- _Instruction_
Your task is to repeat the listing exactly.

- _Raw records_
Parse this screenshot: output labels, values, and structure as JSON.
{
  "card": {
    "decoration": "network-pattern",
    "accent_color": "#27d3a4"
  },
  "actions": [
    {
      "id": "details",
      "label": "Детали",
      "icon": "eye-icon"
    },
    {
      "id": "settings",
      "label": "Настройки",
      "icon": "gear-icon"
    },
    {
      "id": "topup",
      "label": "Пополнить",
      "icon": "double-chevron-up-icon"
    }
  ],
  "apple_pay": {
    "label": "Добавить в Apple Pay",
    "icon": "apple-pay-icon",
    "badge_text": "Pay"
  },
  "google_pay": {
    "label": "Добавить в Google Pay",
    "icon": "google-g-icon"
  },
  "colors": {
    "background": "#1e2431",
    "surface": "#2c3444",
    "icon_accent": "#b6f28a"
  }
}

- _Response for this exercise_
Parse this screenshot: output labels, values, and structure as JSON.
{
  "card": {
    "decoration": "network-pattern",
    "accent_color": "#27d3a4"
  },
  "actions": [
    {
      "id": "details",
      "label": "Детали",
      "icon": "eye-icon"
    },
    {
      "id": "settings",
      "label": "Настройки",
      "icon": "gear-icon"
    },
    {
      "id": "topup",
      "label": "Пополнить",
      "icon": "double-chevron-up-icon"
    }
  ],
  "apple_pay": {
    "label": "Добавить в Apple Pay",
    "icon": "apple-pay-icon",
    "badge_text": "Pay"
  },
  "google_pay": {
    "label": "Добавить в Google Pay",
    "icon": "google-g-icon"
  },
  "colors": {
    "background": "#1e2431",
    "surface": "#2c3444",
    "icon_accent": "#b6f28a"
  }
}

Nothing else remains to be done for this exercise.